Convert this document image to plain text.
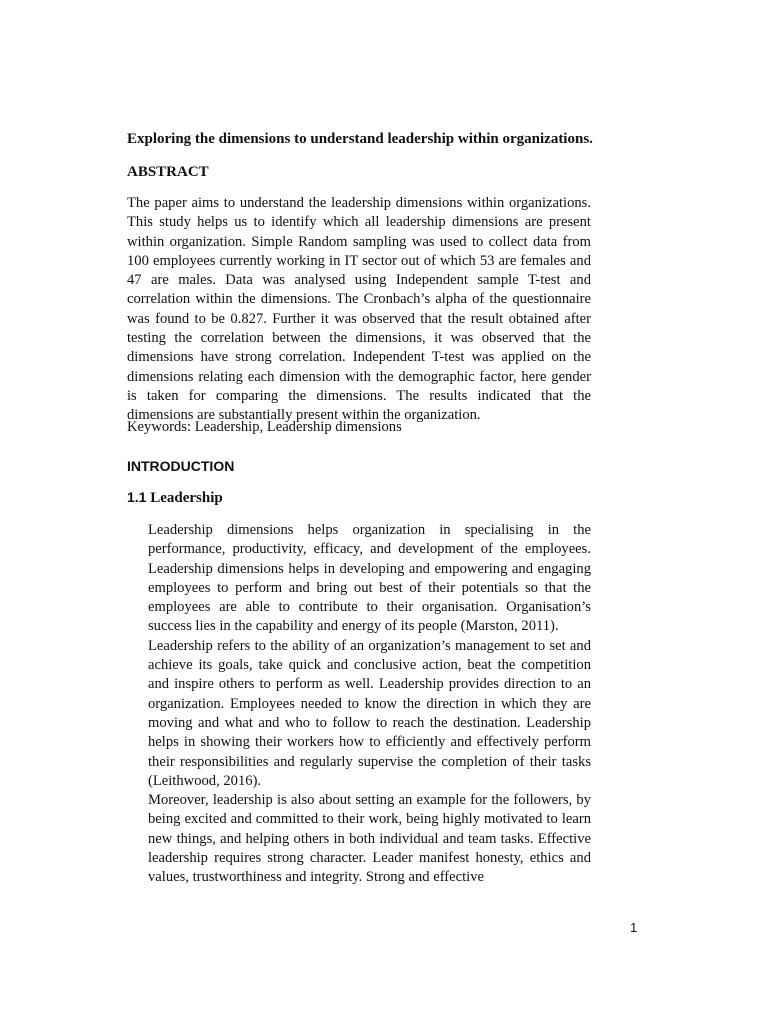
Exploring the dimensions to understand leadership within organizations.
ABSTRACT

The paper aims to understand the leadership dimensions within organizations. This study helps us to identify which all leadership dimensions are present within organization. Simple Random sampling was used to collect data from 100 employees currently working in IT sector out of which 53 are females and 47 are males. Data was analysed using Independent sample T-test and correlation within the dimensions. The Cronbach’s alpha of the questionnaire was found to be 0.827. Further it was observed that the result obtained after testing the correlation between the dimensions, it was observed that the dimensions have strong correlation. Independent T-test was applied on the dimensions relating each dimension with the demographic factor, here gender is taken for comparing the dimensions. The results indicated that the dimensions are substantially present within the organization.

Keywords: Leadership, Leadership dimensions

INTRODUCTION
1.1 Leadership

Leadership dimensions helps organization in specialising in the performance, productivity, efficacy, and development of the employees. Leadership dimensions helps in developing and empowering and engaging employees to perform and bring out best of their potentials so that the employees are able to contribute to their organisation. Organisation’s success lies in the capability and energy of its people (Marston, 2011).

Leadership refers to the ability of an organization’s management to set and achieve its goals, take quick and conclusive action, beat the competition and inspire others to perform as well. Leadership provides direction to an organization. Employees needed to know the direction in which they are moving and what and who to follow to reach the destination. Leadership helps in showing their workers how to efficiently and effectively perform their responsibilities and regularly supervise the completion of their tasks (Leithwood, 2016).

Moreover, leadership is also about setting an example for the followers, by being excited and committed to their work, being highly motivated to learn new things, and helping others in both individual and team tasks. Effective leadership requires strong character. Leader manifest honesty, ethics and values, trustworthiness and integrity. Strong and effective

1
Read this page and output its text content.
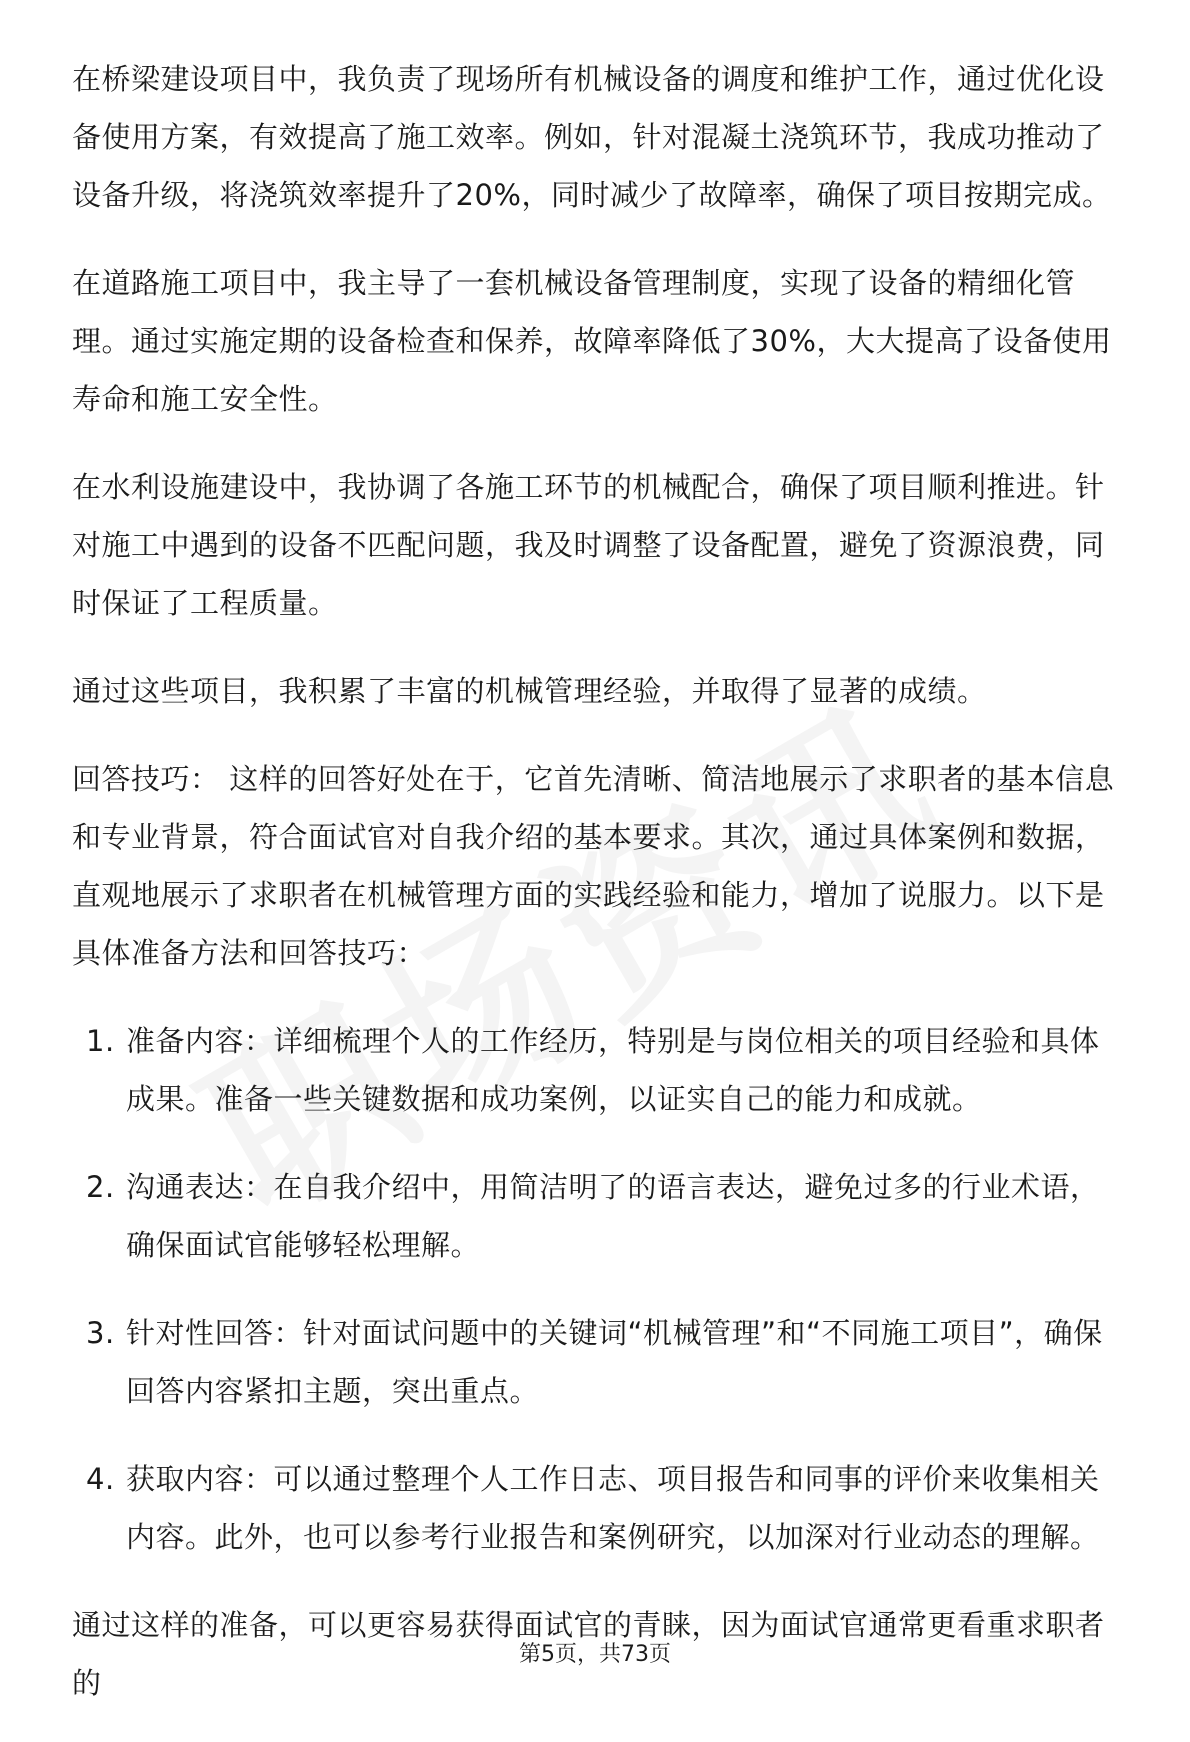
在桥梁建设项目中，我负责了现场所有机械设备的调度和维护工作，通过优化设备使用方案，有效提高了施工效率。例如，针对混凝土浇筑环节，我成功推动了设备升级，将浇筑效率提升了20%，同时减少了故障率，确保了项目按期完成。

在道路施工项目中，我主导了一套机械设备管理制度，实现了设备的精细化管理。通过实施定期的设备检查和保养，故障率降低了30%，大大提高了设备使用寿命和施工安全性。

在水利设施建设中，我协调了各施工环节的机械配合，确保了项目顺利推进。针对施工中遇到的设备不匹配问题，我及时调整了设备配置，避免了资源浪费，同时保证了工程质量。

通过这些项目，我积累了丰富的机械管理经验，并取得了显著的成绩。

回答技巧： 这样的回答好处在于，它首先清晰、简洁地展示了求职者的基本信息和专业背景，符合面试官对自我介绍的基本要求。其次，通过具体案例和数据，直观地展示了求职者在机械管理方面的实践经验和能力，增加了说服力。以下是具体准备方法和回答技巧：

1. 准备内容：详细梳理个人的工作经历，特别是与岗位相关的项目经验和具体成果。准备一些关键数据和成功案例，以证实自己的能力和成就。
2. 沟通表达：在自我介绍中，用简洁明了的语言表达，避免过多的行业术语，确保面试官能够轻松理解。
3. 针对性回答：针对面试问题中的关键词“机械管理”和“不同施工项目”，确保回答内容紧扣主题，突出重点。
4. 获取内容：可以通过整理个人工作日志、项目报告和同事的评价来收集相关内容。此外，也可以参考行业报告和案例研究，以加深对行业动态的理解。

通过这样的准备，可以更容易获得面试官的青睐，因为面试官通常更看重求职者的

第5页，共73页
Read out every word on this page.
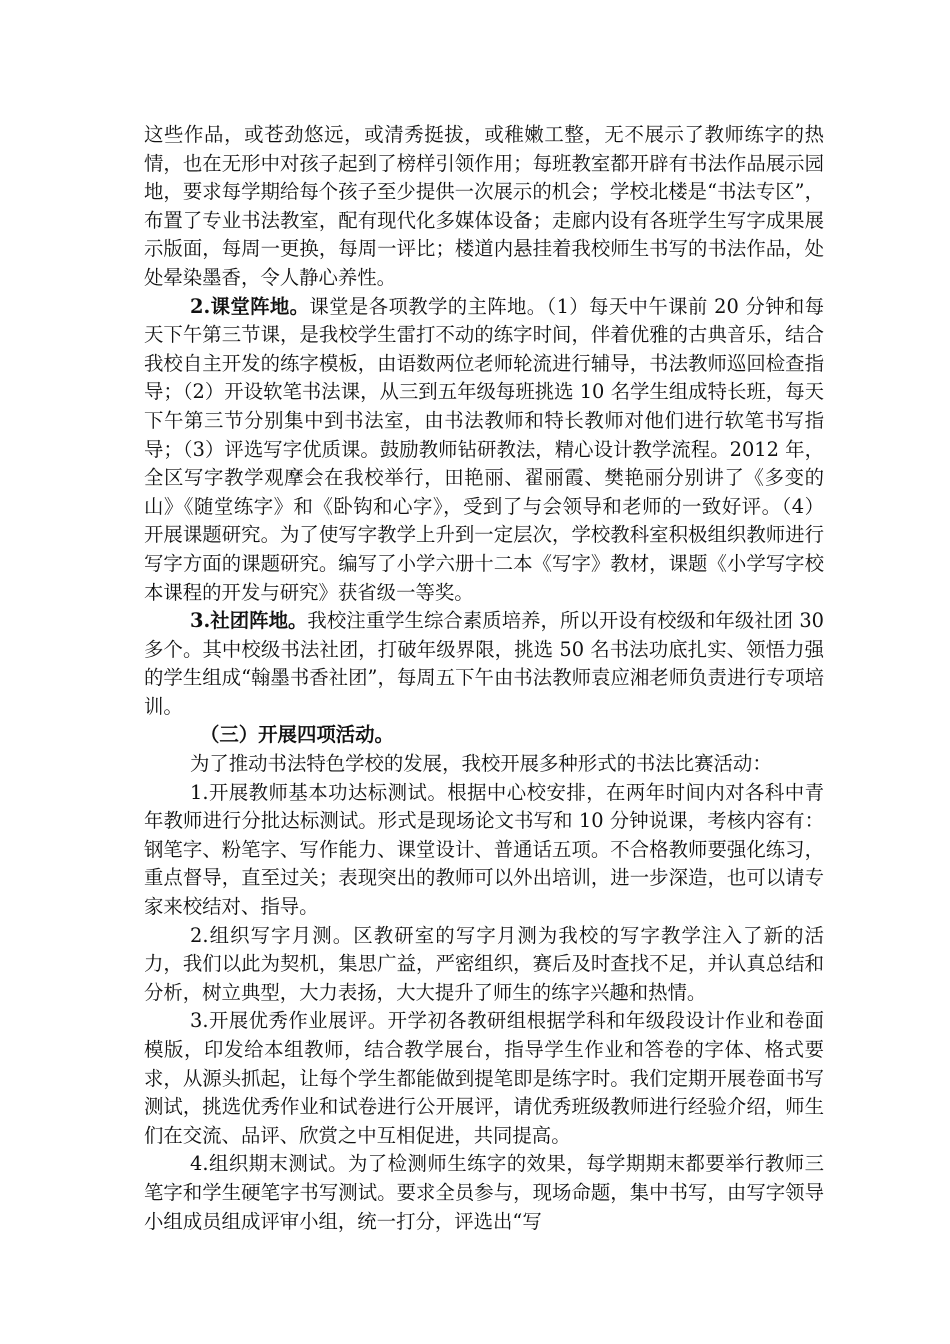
这些作品，或苍劲悠远，或清秀挺拔，或稚嫩工整，无不展示了教师练字的热情，也在无形中对孩子起到了榜样引领作用；每班教室都开辟有书法作品展示园地，要求每学期给每个孩子至少提供一次展示的机会；学校北楼是“书法专区”，布置了专业书法教室，配有现代化多媒体设备；走廊内设有各班学生写字成果展示版面，每周一更换，每周一评比；楼道内悬挂着我校师生书写的书法作品，处处晕染墨香，令人静心养性。

2.课堂阵地。课堂是各项教学的主阵地。（1）每天中午课前 20 分钟和每天下午第三节课，是我校学生雷打不动的练字时间，伴着优雅的古典音乐，结合我校自主开发的练字模板，由语数两位老师轮流进行辅导，书法教师巡回检查指导；（2）开设软笔书法课，从三到五年级每班挑选 10 名学生组成特长班，每天下午第三节分别集中到书法室，由书法教师和特长教师对他们进行软笔书写指导；（3）评选写字优质课。鼓励教师钻研教法，精心设计教学流程。2012 年，全区写字教学观摩会在我校举行，田艳丽、翟丽霞、樊艳丽分别讲了《多变的山》《随堂练字》和《卧钩和心字》，受到了与会领导和老师的一致好评。（4）开展课题研究。为了使写字教学上升到一定层次，学校教科室积极组织教师进行写字方面的课题研究。编写了小学六册十二本《写字》教材，课题《小学写字校本课程的开发与研究》获省级一等奖。

3.社团阵地。我校注重学生综合素质培养，所以开设有校级和年级社团 30 多个。其中校级书法社团，打破年级界限，挑选 50 名书法功底扎实、领悟力强的学生组成“翰墨书香社团”，每周五下午由书法教师袁应湘老师负责进行专项培训。

（三）开展四项活动。

为了推动书法特色学校的发展，我校开展多种形式的书法比赛活动：

1.开展教师基本功达标测试。根据中心校安排，在两年时间内对各科中青年教师进行分批达标测试。形式是现场论文书写和 10 分钟说课，考核内容有：钢笔字、粉笔字、写作能力、课堂设计、普通话五项。不合格教师要强化练习，重点督导，直至过关；表现突出的教师可以外出培训，进一步深造，也可以请专家来校结对、指导。

2.组织写字月测。区教研室的写字月测为我校的写字教学注入了新的活力，我们以此为契机，集思广益，严密组织，赛后及时查找不足，并认真总结和分析，树立典型，大力表扬，大大提升了师生的练字兴趣和热情。

3.开展优秀作业展评。开学初各教研组根据学科和年级段设计作业和卷面模版，印发给本组教师，结合教学展台，指导学生作业和答卷的字体、格式要求，从源头抓起，让每个学生都能做到提笔即是练字时。我们定期开展卷面书写测试，挑选优秀作业和试卷进行公开展评，请优秀班级教师进行经验介绍，师生们在交流、品评、欣赏之中互相促进，共同提高。

4.组织期末测试。为了检测师生练字的效果，每学期期末都要举行教师三笔字和学生硬笔字书写测试。要求全员参与，现场命题，集中书写，由写字领导小组成员组成评审小组，统一打分，评选出“写
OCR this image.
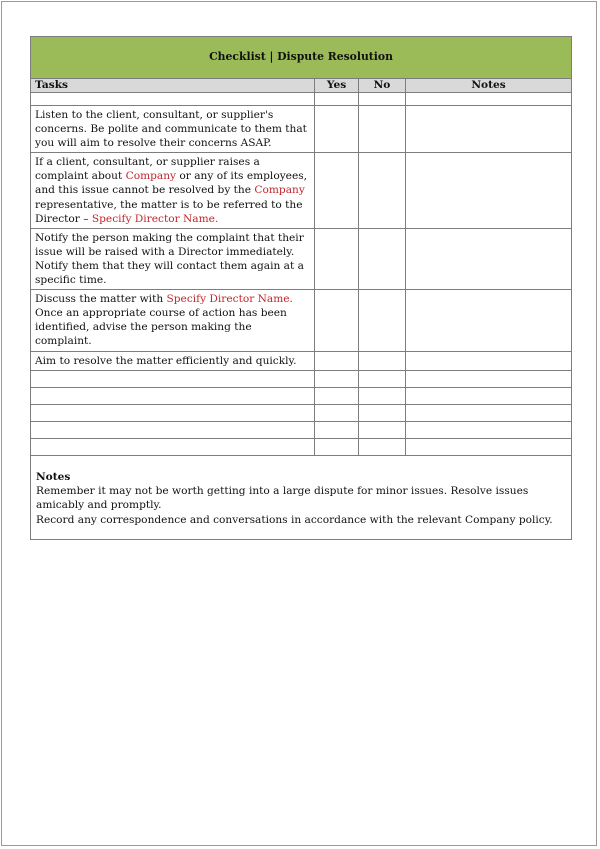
Checklist | Dispute Resolution			
Tasks	Yes	No	Notes

Listen to the client, consultant, or supplier's concerns. Be polite and communicate to them that you will aim to resolve their concerns ASAP.			
If a client, consultant, or supplier raises a complaint about Company or any of its employees, and this issue cannot be resolved by the Company representative, the matter is to be referred to the Director – Specify Director Name.			
Notify the person making the complaint that their issue will be raised with a Director immediately. Notify them that they will contact them again at a specific time.			
Discuss the matter with Specify Director Name. Once an appropriate course of action has been identified, advise the person making the complaint.			
Aim to resolve the matter efficiently and quickly.			

Notes
Remember it may not be worth getting into a large dispute for minor issues. Resolve issues amicably and promptly.
Record any correspondence and conversations in accordance with the relevant Company policy.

§ Written task
From the entries, copy out each line containing the word "page".

§ Response below
Read this page and output its text content.
Read out every word on this page.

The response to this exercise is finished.